[START PROVIDED DATA]

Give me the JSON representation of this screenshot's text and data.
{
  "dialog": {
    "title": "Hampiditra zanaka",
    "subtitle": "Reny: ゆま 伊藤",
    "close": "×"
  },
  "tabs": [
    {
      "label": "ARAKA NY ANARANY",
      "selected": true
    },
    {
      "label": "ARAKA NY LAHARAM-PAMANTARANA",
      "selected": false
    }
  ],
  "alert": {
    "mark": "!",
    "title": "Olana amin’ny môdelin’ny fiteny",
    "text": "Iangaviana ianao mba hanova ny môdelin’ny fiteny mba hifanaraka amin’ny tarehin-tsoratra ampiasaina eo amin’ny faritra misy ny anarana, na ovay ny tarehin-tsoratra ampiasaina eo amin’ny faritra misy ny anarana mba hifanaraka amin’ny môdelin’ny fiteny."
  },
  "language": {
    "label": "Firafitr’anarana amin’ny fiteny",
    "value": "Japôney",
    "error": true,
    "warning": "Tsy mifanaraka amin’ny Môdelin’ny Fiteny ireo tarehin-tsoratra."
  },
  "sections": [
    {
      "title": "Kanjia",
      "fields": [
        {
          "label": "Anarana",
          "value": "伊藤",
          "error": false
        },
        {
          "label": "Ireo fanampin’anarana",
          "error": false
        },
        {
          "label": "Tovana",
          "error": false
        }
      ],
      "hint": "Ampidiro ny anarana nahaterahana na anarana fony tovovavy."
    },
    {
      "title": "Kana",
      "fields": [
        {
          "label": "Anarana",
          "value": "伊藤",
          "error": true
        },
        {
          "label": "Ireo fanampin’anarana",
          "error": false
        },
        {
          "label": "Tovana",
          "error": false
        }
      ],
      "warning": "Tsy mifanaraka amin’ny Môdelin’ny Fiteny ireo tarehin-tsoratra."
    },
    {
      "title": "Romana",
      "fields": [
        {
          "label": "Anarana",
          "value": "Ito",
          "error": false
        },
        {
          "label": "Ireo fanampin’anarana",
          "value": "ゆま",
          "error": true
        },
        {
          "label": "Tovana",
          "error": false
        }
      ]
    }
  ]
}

[END PROVIDED DATA]

▶ _THE TASK_:
How many lines in the records above contain the word "amin"? Reply with the number and nothing more.

▶ _SOLUTION BELOW_:
5